Data supplied =>
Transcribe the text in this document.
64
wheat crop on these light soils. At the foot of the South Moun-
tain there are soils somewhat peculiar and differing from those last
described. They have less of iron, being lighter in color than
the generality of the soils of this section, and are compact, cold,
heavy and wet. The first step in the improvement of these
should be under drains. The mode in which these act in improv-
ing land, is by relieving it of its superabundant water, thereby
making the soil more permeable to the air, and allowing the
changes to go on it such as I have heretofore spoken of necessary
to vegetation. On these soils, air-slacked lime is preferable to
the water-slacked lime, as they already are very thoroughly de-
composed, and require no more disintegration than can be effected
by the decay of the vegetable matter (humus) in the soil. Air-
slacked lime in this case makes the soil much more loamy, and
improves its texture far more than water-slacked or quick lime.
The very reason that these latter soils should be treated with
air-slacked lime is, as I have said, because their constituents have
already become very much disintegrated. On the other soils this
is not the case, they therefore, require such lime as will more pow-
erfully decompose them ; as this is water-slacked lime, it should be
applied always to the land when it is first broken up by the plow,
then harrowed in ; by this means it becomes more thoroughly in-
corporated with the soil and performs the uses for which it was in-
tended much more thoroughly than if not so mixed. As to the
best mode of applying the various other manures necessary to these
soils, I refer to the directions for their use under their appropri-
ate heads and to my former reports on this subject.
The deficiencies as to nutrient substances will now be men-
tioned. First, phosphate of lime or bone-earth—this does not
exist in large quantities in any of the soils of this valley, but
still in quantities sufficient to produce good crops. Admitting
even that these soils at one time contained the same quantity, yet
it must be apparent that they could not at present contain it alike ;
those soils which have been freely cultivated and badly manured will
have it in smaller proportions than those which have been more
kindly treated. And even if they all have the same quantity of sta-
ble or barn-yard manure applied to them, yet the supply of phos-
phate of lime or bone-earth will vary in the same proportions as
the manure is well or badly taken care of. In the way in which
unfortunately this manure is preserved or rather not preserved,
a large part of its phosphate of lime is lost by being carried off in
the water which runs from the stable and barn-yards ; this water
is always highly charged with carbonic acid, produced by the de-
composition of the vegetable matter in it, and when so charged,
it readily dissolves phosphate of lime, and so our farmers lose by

Task directions => Collect every line with the string "water" from the records, and copy each.

Task answer =>
ing land, is by relieving it of its superabundant water, thereby
the water-slacked lime, as they already are very thoroughly de-
improves its texture far more than water-slacked or quick lime.
erfully decompose them ; as this is water-slacked lime, it should be
the water which runs from the stable and barn-yards ; this water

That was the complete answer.